• DIRECTIONS
Each line in the entries below that holds the string "name" is to be listed.

• DATA SHOWN
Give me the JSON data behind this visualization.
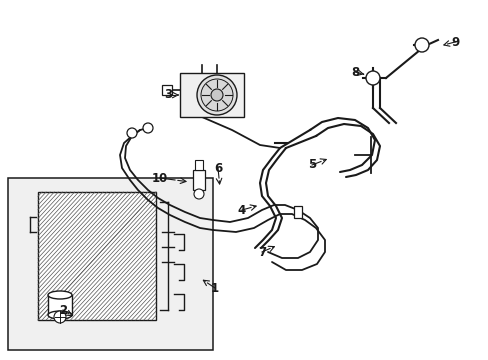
{
  "bg_color": "#ffffff",
  "line_color": "#1a1a1a",
  "gray_fill": "#e8e8e8",
  "fig_width": 4.89,
  "fig_height": 3.6,
  "dpi": 100
}
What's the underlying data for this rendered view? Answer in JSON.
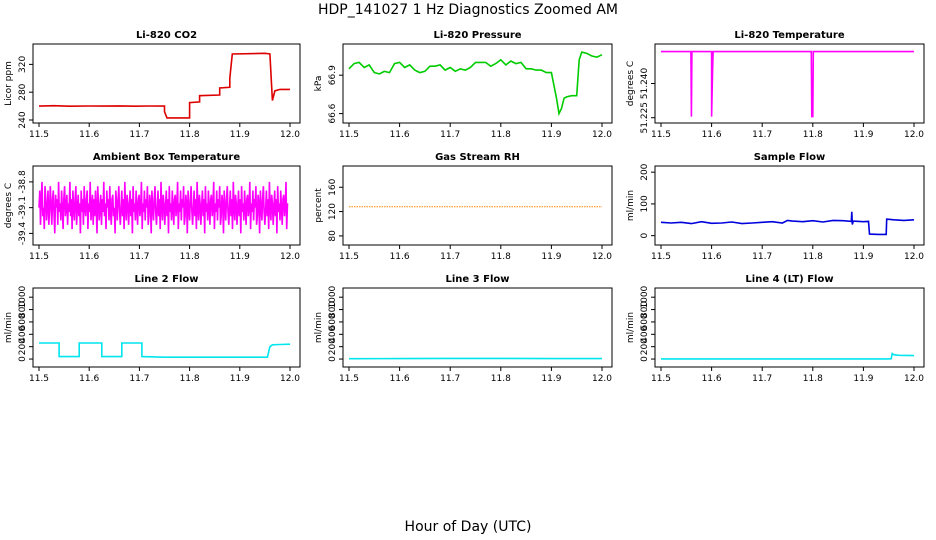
{
  "page_title": "HDP_141027  1 Hz Diagnostics Zoomed AM",
  "x_axis_label": "Hour of Day (UTC)",
  "chart_data": [
    {
      "type": "line",
      "title": "Li-820 CO2",
      "ylabel": "Licor ppm",
      "color": "#dd0000",
      "xlim": [
        11.5,
        12.0
      ],
      "ylim": [
        240,
        345
      ],
      "xticks": [
        "11.5",
        "11.6",
        "11.7",
        "11.8",
        "11.9",
        "12.0"
      ],
      "yticks": [
        "240",
        "280",
        "320"
      ],
      "yticks_values": [
        240,
        280,
        320
      ],
      "series": [
        {
          "name": "CO2",
          "x": [
            11.5,
            11.53,
            11.56,
            11.6,
            11.63,
            11.66,
            11.69,
            11.72,
            11.75,
            11.75,
            11.755,
            11.8,
            11.8,
            11.82,
            11.82,
            11.86,
            11.86,
            11.88,
            11.88,
            11.885,
            11.95,
            11.96,
            11.965,
            11.97,
            11.98,
            12.0
          ],
          "values": [
            260,
            260.5,
            259.8,
            260.2,
            260,
            260.3,
            259.9,
            260.1,
            260,
            252,
            243,
            243,
            265,
            266,
            275,
            276,
            286,
            287,
            300,
            335,
            336,
            335,
            268,
            282,
            284,
            284
          ]
        }
      ]
    },
    {
      "type": "line",
      "title": "Li-820 Pressure",
      "ylabel": "kPa",
      "color": "#00cc00",
      "xlim": [
        11.5,
        12.0
      ],
      "ylim": [
        66.55,
        67.12
      ],
      "xticks": [
        "11.5",
        "11.6",
        "11.7",
        "11.8",
        "11.9",
        "12.0"
      ],
      "yticks": [
        "66.6",
        "66.9"
      ],
      "yticks_values": [
        66.6,
        66.9
      ],
      "series": [
        {
          "name": "Pressure",
          "x": [
            11.5,
            11.51,
            11.52,
            11.53,
            11.54,
            11.55,
            11.56,
            11.57,
            11.58,
            11.59,
            11.6,
            11.61,
            11.62,
            11.63,
            11.64,
            11.65,
            11.66,
            11.67,
            11.68,
            11.69,
            11.7,
            11.71,
            11.72,
            11.73,
            11.74,
            11.75,
            11.76,
            11.77,
            11.78,
            11.79,
            11.8,
            11.81,
            11.82,
            11.83,
            11.84,
            11.85,
            11.86,
            11.87,
            11.88,
            11.89,
            11.9,
            11.91,
            11.915,
            11.92,
            11.925,
            11.93,
            11.94,
            11.95,
            11.955,
            11.96,
            11.97,
            11.98,
            11.99,
            12.0
          ],
          "values": [
            66.95,
            66.99,
            67.0,
            66.96,
            66.98,
            66.92,
            66.91,
            66.93,
            66.92,
            66.99,
            67.0,
            66.96,
            66.98,
            66.94,
            66.92,
            66.93,
            66.97,
            66.97,
            66.98,
            66.94,
            66.96,
            66.93,
            66.95,
            66.94,
            66.96,
            67.0,
            67.0,
            67.0,
            66.97,
            66.99,
            67.02,
            66.98,
            67.01,
            66.99,
            67.0,
            66.95,
            66.95,
            66.94,
            66.94,
            66.92,
            66.92,
            66.72,
            66.6,
            66.64,
            66.72,
            66.73,
            66.74,
            66.74,
            67.02,
            67.08,
            67.07,
            67.05,
            67.04,
            67.06
          ]
        }
      ]
    },
    {
      "type": "line",
      "title": "Li-820 Temperature",
      "ylabel": "degrees C",
      "color": "#ff00ff",
      "xlim": [
        11.5,
        12.0
      ],
      "ylim": [
        51.224,
        51.256
      ],
      "xticks": [
        "11.5",
        "11.6",
        "11.7",
        "11.8",
        "11.9",
        "12.0"
      ],
      "yticks": [
        "51.225",
        "51.240"
      ],
      "yticks_values": [
        51.225,
        51.24
      ],
      "series": [
        {
          "name": "Temperature",
          "x": [
            11.5,
            11.559,
            11.56,
            11.561,
            11.6,
            11.6,
            11.602,
            11.603,
            11.797,
            11.798,
            11.8,
            11.801,
            12.0
          ],
          "values": [
            51.254,
            51.254,
            51.2255,
            51.254,
            51.254,
            51.2255,
            51.246,
            51.254,
            51.254,
            51.2255,
            51.2255,
            51.254,
            51.254
          ]
        }
      ]
    },
    {
      "type": "line",
      "title": "Ambient Box Temperature",
      "ylabel": "degrees C",
      "color": "#ff00ff",
      "xlim": [
        11.5,
        12.0
      ],
      "ylim": [
        -39.5,
        -38.65
      ],
      "xticks": [
        "11.5",
        "11.6",
        "11.7",
        "11.8",
        "11.9",
        "12.0"
      ],
      "yticks": [
        "-39.4",
        "-39.1",
        "-38.8"
      ],
      "yticks_values": [
        -39.4,
        -39.1,
        -38.8
      ],
      "series": [
        {
          "name": "Ambient",
          "x_start": 11.5,
          "x_step": 0.0015,
          "values": [
            -39.1,
            -38.9,
            -39.3,
            -39.0,
            -38.8,
            -39.2,
            -39.1,
            -39.35,
            -38.85,
            -39.0,
            -39.25,
            -39.1,
            -38.9,
            -39.3,
            -39.15,
            -38.85,
            -39.05,
            -39.3,
            -39.0,
            -38.9,
            -39.2,
            -39.4,
            -38.95,
            -39.1,
            -39.0,
            -39.3,
            -38.8,
            -39.15,
            -39.05,
            -39.25,
            -38.9,
            -39.1,
            -39.35,
            -39.0,
            -38.85,
            -39.2,
            -39.1,
            -38.95,
            -39.3,
            -39.05,
            -39.15,
            -38.8,
            -39.2,
            -39.0,
            -39.35,
            -38.9,
            -39.1,
            -39.25,
            -39.0,
            -38.85,
            -39.3,
            -39.1,
            -38.95,
            -39.2,
            -39.05,
            -39.4,
            -38.9,
            -39.15,
            -39.0,
            -39.3,
            -38.85,
            -39.1,
            -39.2,
            -39.0,
            -38.9,
            -39.35,
            -39.05,
            -39.15,
            -38.8,
            -39.25,
            -39.1,
            -38.95,
            -39.3,
            -39.0,
            -39.2,
            -38.9,
            -39.1,
            -39.4,
            -38.85,
            -39.05,
            -39.25,
            -39.1,
            -38.95,
            -39.3,
            -39.0,
            -39.15,
            -38.8,
            -39.2,
            -39.05,
            -39.35,
            -38.9,
            -39.1,
            -39.0,
            -39.25,
            -38.85,
            -39.15,
            -39.3,
            -39.0,
            -38.95,
            -39.2,
            -39.1,
            -39.4,
            -38.9,
            -39.05,
            -39.25,
            -39.0,
            -38.85,
            -39.15,
            -39.3,
            -39.1,
            -38.9,
            -39.2,
            -39.0,
            -39.35,
            -38.8,
            -39.1,
            -39.25,
            -38.95,
            -39.05,
            -39.3,
            -39.1,
            -38.9,
            -39.2,
            -39.0,
            -39.4,
            -38.85,
            -39.15,
            -39.05,
            -39.25,
            -38.9,
            -39.1,
            -39.3,
            -39.0,
            -38.95,
            -39.2,
            -39.1,
            -38.8,
            -39.35,
            -39.05,
            -39.15,
            -38.9,
            -39.25,
            -39.0,
            -39.1,
            -38.85,
            -39.3,
            -39.2,
            -38.95,
            -39.05,
            -39.4,
            -38.9,
            -39.1,
            -39.25,
            -39.0,
            -38.85,
            -39.15,
            -39.3,
            -39.1,
            -38.9,
            -39.2,
            -39.0,
            -39.35,
            -38.8,
            -39.1,
            -39.25,
            -38.95,
            -39.05,
            -39.3,
            -39.1,
            -38.9,
            -39.2,
            -39.0,
            -39.4,
            -38.85,
            -39.15,
            -39.05,
            -39.25,
            -38.9,
            -39.1,
            -39.3,
            -39.0,
            -38.95,
            -39.2,
            -39.1,
            -38.8,
            -39.35,
            -39.05,
            -39.15,
            -38.9,
            -39.25,
            -39.0,
            -39.1,
            -38.85,
            -39.3,
            -39.2,
            -38.95,
            -39.05,
            -39.4,
            -38.9,
            -39.1,
            -39.25,
            -39.0,
            -38.85,
            -39.15,
            -39.3,
            -39.1,
            -38.9,
            -39.2,
            -39.0,
            -39.35,
            -38.8,
            -39.1,
            -39.25,
            -38.95,
            -39.05,
            -39.3,
            -39.1,
            -38.9,
            -39.2,
            -39.0,
            -39.4,
            -38.85,
            -39.15,
            -39.05,
            -39.25,
            -38.9,
            -39.1,
            -39.3,
            -39.0,
            -38.95,
            -39.2,
            -39.1,
            -38.8,
            -39.35,
            -39.05,
            -39.15,
            -38.9,
            -39.25,
            -39.0,
            -39.1,
            -38.85,
            -39.3,
            -39.2,
            -38.95,
            -39.05,
            -39.4,
            -38.9,
            -39.1,
            -39.25,
            -39.0,
            -38.85,
            -39.15,
            -39.3,
            -39.1,
            -38.9,
            -39.2,
            -39.0,
            -39.35,
            -38.8,
            -39.1,
            -39.25,
            -38.95,
            -39.05,
            -39.3,
            -39.1,
            -38.9,
            -39.2,
            -39.0,
            -39.4,
            -38.85,
            -39.15,
            -39.05,
            -39.25,
            -38.9,
            -39.1,
            -39.3,
            -39.0,
            -38.95,
            -39.2,
            -39.1,
            -38.8,
            -39.35,
            -39.05,
            -39.15,
            -38.9,
            -39.25,
            -39.0,
            -39.1,
            -38.85,
            -39.3,
            -39.2,
            -38.95,
            -39.05,
            -39.4,
            -38.9,
            -39.1,
            -39.25,
            -39.0,
            -38.85,
            -39.15,
            -39.3,
            -39.1,
            -38.9,
            -39.2,
            -39.0,
            -39.35,
            -38.8,
            -39.1,
            -39.25,
            -38.95,
            -39.05,
            -39.3,
            -39.1,
            -38.9,
            -39.2,
            -39.0,
            -39.4,
            -38.85,
            -39.15,
            -39.05,
            -39.25,
            -38.9,
            -39.1,
            -39.3,
            -39.0,
            -38.95,
            -39.2,
            -39.1,
            -38.8,
            -39.35,
            -39.05
          ]
        }
      ]
    },
    {
      "type": "line",
      "title": "Gas Stream RH",
      "ylabel": "percent",
      "color": "#ff8800",
      "xlim": [
        11.5,
        12.0
      ],
      "ylim": [
        70,
        190
      ],
      "xticks": [
        "11.5",
        "11.6",
        "11.7",
        "11.8",
        "11.9",
        "12.0"
      ],
      "yticks": [
        "80",
        "120",
        "160"
      ],
      "yticks_values": [
        80,
        120,
        160
      ],
      "series": [
        {
          "name": "RH",
          "x": [
            11.5,
            12.0
          ],
          "values": [
            128,
            128
          ]
        }
      ]
    },
    {
      "type": "line",
      "title": "Sample Flow",
      "ylabel": "ml/min",
      "color": "#0000dd",
      "xlim": [
        11.5,
        12.0
      ],
      "ylim": [
        -20,
        210
      ],
      "xticks": [
        "11.5",
        "11.6",
        "11.7",
        "11.8",
        "11.9",
        "12.0"
      ],
      "yticks": [
        "0",
        "100",
        "200"
      ],
      "yticks_values": [
        0,
        100,
        200
      ],
      "series": [
        {
          "name": "Sample Flow",
          "x": [
            11.5,
            11.52,
            11.54,
            11.56,
            11.58,
            11.6,
            11.62,
            11.64,
            11.66,
            11.68,
            11.7,
            11.72,
            11.74,
            11.75,
            11.76,
            11.78,
            11.8,
            11.82,
            11.84,
            11.86,
            11.876,
            11.877,
            11.878,
            11.88,
            11.9,
            11.91,
            11.912,
            11.93,
            11.945,
            11.946,
            11.96,
            11.98,
            12.0
          ],
          "values": [
            42,
            40,
            42,
            38,
            44,
            39,
            40,
            43,
            38,
            40,
            42,
            44,
            40,
            48,
            46,
            44,
            47,
            43,
            48,
            47,
            45,
            75,
            35,
            46,
            44,
            45,
            5,
            4,
            4,
            52,
            50,
            48,
            50
          ]
        }
      ]
    },
    {
      "type": "line",
      "title": "Line 2 Flow",
      "ylabel": "ml/min",
      "color": "#00e5ee",
      "xlim": [
        11.5,
        12.0
      ],
      "ylim": [
        -80,
        1100
      ],
      "xticks": [
        "11.5",
        "11.6",
        "11.7",
        "11.8",
        "11.9",
        "12.0"
      ],
      "yticks": [
        "0",
        "200",
        "400",
        "600",
        "800",
        "1000"
      ],
      "yticks_values": [
        0,
        200,
        400,
        600,
        800,
        1000
      ],
      "series": [
        {
          "name": "Line 2",
          "x": [
            11.5,
            11.54,
            11.54,
            11.58,
            11.58,
            11.625,
            11.625,
            11.665,
            11.665,
            11.705,
            11.705,
            11.75,
            11.8,
            11.9,
            11.955,
            11.96,
            11.965,
            11.98,
            12.0
          ],
          "values": [
            260,
            260,
            40,
            40,
            260,
            260,
            40,
            40,
            260,
            260,
            40,
            30,
            30,
            30,
            30,
            200,
            230,
            235,
            240
          ]
        }
      ]
    },
    {
      "type": "line",
      "title": "Line 3 Flow",
      "ylabel": "ml/min",
      "color": "#00e5ee",
      "xlim": [
        11.5,
        12.0
      ],
      "ylim": [
        -80,
        1100
      ],
      "xticks": [
        "11.5",
        "11.6",
        "11.7",
        "11.8",
        "11.9",
        "12.0"
      ],
      "yticks": [
        "0",
        "200",
        "400",
        "600",
        "800",
        "1000"
      ],
      "yticks_values": [
        0,
        200,
        400,
        600,
        800,
        1000
      ],
      "series": [
        {
          "name": "Line 3",
          "x": [
            11.5,
            11.6,
            11.7,
            11.8,
            11.9,
            12.0
          ],
          "values": [
            5,
            8,
            10,
            10,
            8,
            8
          ]
        }
      ]
    },
    {
      "type": "line",
      "title": "Line 4 (LT) Flow",
      "ylabel": "ml/min",
      "color": "#00e5ee",
      "xlim": [
        11.5,
        12.0
      ],
      "ylim": [
        -80,
        1100
      ],
      "xticks": [
        "11.5",
        "11.6",
        "11.7",
        "11.8",
        "11.9",
        "12.0"
      ],
      "yticks": [
        "0",
        "200",
        "400",
        "600",
        "800",
        "1000"
      ],
      "yticks_values": [
        0,
        200,
        400,
        600,
        800,
        1000
      ],
      "series": [
        {
          "name": "Line 4",
          "x": [
            11.5,
            11.9,
            11.95,
            11.955,
            11.957,
            11.96,
            11.97,
            12.0
          ],
          "values": [
            3,
            3,
            3,
            5,
            90,
            70,
            60,
            55
          ]
        }
      ]
    }
  ]
}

• EXERCISE RESULT
          "name": "CO2",
          "name": "Pressure",
          "name": "Temperature",
          "name": "Ambient",
          "name": "RH",
          "name": "Sample Flow",
          "name": "Line 2",
          "name": "Line 3",
          "name": "Line 4",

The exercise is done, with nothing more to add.